### What the exercise asks
Using the records that follow, copy every line containing the word "Class".

============================================================

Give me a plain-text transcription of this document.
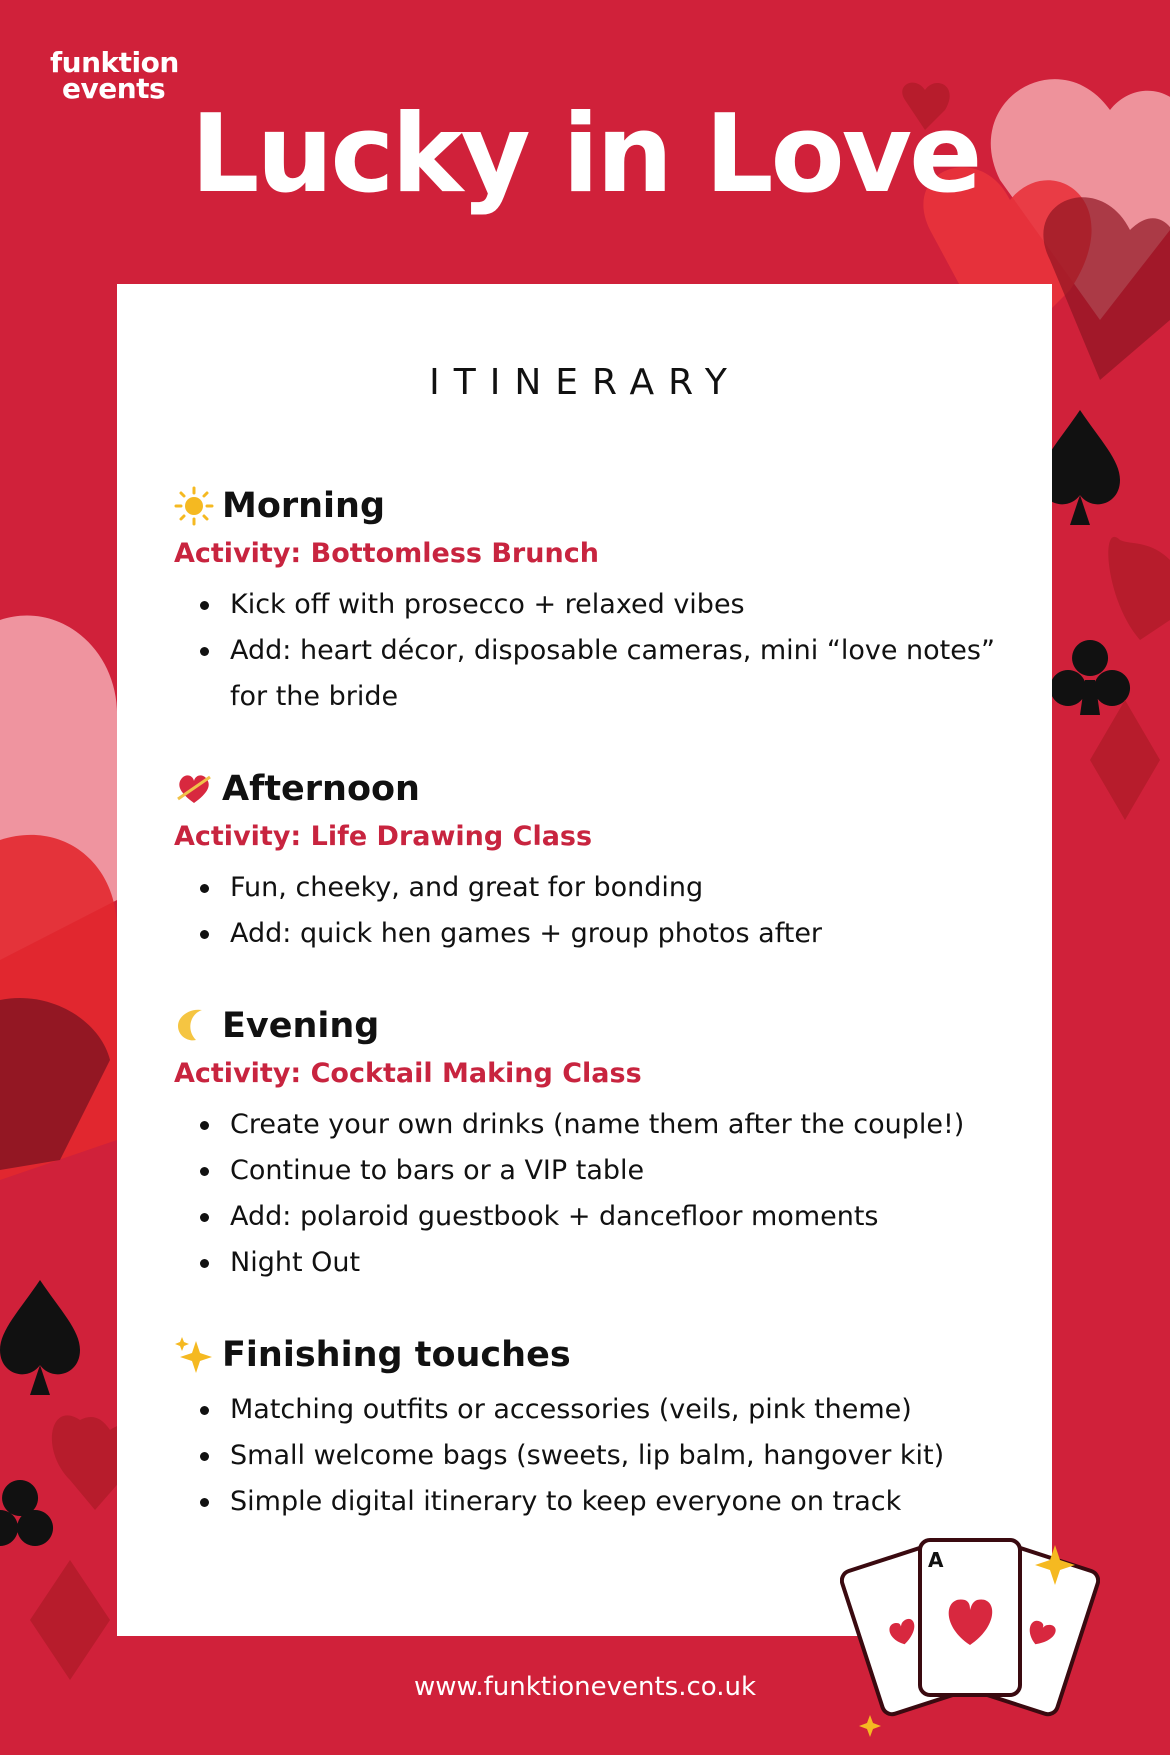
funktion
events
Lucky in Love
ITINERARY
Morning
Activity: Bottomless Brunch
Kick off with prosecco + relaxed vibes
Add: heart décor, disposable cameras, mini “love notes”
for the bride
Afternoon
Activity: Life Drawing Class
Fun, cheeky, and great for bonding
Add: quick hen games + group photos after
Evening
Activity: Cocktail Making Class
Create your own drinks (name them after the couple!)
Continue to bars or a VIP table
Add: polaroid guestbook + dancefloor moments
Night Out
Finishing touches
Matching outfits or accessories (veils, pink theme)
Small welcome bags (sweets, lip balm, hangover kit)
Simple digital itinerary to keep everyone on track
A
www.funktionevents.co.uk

============================================================

### Expected output
Activity: Life Drawing Class
Activity: Cocktail Making Class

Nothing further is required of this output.